Find the word "条的规定" in the records below. List each line containing it.

--- RECORD LIST ---

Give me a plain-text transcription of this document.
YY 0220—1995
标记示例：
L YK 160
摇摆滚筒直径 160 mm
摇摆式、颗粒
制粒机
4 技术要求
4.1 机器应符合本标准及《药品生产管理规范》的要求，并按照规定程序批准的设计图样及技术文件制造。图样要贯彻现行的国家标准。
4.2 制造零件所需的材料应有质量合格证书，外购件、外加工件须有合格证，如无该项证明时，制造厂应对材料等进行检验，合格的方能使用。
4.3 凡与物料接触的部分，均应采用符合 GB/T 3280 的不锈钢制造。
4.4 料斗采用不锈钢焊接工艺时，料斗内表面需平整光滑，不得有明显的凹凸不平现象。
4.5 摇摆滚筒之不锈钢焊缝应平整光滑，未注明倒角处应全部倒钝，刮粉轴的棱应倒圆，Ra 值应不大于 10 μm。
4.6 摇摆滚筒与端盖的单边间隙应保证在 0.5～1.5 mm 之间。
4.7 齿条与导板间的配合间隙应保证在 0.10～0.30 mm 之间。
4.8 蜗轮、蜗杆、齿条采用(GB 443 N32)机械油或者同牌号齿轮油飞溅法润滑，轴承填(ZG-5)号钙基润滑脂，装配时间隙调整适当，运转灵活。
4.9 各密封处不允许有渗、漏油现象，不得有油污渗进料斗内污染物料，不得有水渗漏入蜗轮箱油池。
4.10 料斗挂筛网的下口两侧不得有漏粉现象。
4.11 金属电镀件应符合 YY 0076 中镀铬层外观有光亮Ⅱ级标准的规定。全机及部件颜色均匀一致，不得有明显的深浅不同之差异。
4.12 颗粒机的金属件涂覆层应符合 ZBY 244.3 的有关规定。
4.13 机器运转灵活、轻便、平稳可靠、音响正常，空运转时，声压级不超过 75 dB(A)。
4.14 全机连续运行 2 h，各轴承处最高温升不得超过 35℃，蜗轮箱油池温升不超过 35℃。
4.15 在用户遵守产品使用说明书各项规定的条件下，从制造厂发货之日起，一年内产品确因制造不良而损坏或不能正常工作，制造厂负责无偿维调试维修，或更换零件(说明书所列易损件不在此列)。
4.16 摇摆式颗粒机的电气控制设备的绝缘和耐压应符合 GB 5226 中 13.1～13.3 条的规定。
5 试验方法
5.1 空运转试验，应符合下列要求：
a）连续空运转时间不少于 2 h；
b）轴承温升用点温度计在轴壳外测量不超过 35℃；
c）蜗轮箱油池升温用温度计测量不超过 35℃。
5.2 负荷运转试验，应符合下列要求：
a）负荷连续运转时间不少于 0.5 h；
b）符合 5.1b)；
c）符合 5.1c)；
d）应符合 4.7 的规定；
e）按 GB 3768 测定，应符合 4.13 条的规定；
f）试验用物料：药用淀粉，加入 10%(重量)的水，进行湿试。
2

---

[SOLVED EXERCISE]
4.16 摇摆式颗粒机的电气控制设备的绝缘和耐压应符合 GB 5226 中 13.1～13.3 条的规定。
e）按 GB 3768 测定，应符合 4.13 条的规定；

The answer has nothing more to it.